▶ _Task prompt_
In the entries that follow, find the word "other" and report each line it is on.
:::
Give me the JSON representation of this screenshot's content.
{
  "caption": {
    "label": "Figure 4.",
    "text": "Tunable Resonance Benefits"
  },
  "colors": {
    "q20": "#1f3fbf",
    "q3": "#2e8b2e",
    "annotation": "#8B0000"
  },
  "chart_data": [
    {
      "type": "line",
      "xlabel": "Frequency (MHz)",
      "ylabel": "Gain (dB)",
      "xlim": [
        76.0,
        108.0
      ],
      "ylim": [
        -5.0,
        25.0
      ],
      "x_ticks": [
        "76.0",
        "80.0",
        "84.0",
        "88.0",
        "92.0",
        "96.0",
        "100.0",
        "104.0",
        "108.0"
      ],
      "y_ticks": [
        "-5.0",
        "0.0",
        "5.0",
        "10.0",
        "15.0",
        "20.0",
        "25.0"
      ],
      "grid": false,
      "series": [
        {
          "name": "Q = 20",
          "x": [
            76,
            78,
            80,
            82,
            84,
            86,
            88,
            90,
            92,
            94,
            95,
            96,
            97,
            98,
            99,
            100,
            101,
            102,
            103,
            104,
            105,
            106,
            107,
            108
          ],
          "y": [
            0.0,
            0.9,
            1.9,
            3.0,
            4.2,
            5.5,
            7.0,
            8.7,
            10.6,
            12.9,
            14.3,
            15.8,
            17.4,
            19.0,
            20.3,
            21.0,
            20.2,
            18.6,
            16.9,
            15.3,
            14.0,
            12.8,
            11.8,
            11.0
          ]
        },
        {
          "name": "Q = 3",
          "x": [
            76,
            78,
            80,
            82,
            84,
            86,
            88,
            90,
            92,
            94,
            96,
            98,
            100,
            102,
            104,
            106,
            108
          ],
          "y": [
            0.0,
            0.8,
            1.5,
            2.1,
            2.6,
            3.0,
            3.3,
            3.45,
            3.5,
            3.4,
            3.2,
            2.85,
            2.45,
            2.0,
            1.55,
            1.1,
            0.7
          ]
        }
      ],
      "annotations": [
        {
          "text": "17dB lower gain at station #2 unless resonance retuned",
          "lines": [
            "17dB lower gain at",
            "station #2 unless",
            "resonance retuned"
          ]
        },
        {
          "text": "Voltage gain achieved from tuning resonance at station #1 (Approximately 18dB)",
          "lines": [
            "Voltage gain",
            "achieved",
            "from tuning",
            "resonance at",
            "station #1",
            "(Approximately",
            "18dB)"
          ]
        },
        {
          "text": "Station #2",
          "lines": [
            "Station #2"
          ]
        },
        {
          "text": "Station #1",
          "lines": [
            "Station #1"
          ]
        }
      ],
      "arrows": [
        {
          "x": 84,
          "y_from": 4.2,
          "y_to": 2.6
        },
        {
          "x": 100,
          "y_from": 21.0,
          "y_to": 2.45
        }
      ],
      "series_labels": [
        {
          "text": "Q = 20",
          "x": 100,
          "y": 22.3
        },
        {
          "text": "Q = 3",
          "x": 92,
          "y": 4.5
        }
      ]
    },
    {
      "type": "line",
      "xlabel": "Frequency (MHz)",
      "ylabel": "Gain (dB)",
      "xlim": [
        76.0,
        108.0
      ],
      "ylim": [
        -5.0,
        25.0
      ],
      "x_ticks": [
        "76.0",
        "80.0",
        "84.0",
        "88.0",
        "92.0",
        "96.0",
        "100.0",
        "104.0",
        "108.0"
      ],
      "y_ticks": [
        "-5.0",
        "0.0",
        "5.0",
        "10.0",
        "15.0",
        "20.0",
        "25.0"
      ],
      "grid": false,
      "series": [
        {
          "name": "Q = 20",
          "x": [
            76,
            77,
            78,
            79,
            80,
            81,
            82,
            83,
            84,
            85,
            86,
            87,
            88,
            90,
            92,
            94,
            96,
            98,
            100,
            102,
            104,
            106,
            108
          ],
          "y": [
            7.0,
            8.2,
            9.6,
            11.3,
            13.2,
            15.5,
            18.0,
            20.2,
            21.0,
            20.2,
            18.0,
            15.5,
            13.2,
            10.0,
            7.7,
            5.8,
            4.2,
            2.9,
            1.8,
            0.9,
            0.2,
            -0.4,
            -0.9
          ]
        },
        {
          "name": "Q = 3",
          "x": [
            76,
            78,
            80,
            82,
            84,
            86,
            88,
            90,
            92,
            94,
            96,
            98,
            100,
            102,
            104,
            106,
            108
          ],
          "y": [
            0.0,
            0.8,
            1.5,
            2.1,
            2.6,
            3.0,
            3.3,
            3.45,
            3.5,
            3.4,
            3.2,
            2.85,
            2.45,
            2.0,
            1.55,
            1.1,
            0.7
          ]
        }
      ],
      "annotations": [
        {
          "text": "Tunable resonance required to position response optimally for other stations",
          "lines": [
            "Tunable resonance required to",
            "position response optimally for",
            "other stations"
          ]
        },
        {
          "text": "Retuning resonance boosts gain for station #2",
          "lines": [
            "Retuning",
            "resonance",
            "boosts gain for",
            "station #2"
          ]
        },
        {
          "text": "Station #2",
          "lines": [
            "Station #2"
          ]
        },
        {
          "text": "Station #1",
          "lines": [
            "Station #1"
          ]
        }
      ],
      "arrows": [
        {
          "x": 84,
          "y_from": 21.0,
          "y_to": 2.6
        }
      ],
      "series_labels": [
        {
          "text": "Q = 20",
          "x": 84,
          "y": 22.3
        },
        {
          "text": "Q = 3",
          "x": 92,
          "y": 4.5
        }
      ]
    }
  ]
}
:::
▶ _Answer to this problem_
          "text": "Tunable resonance required to position response optimally for other stations",
            "other stations"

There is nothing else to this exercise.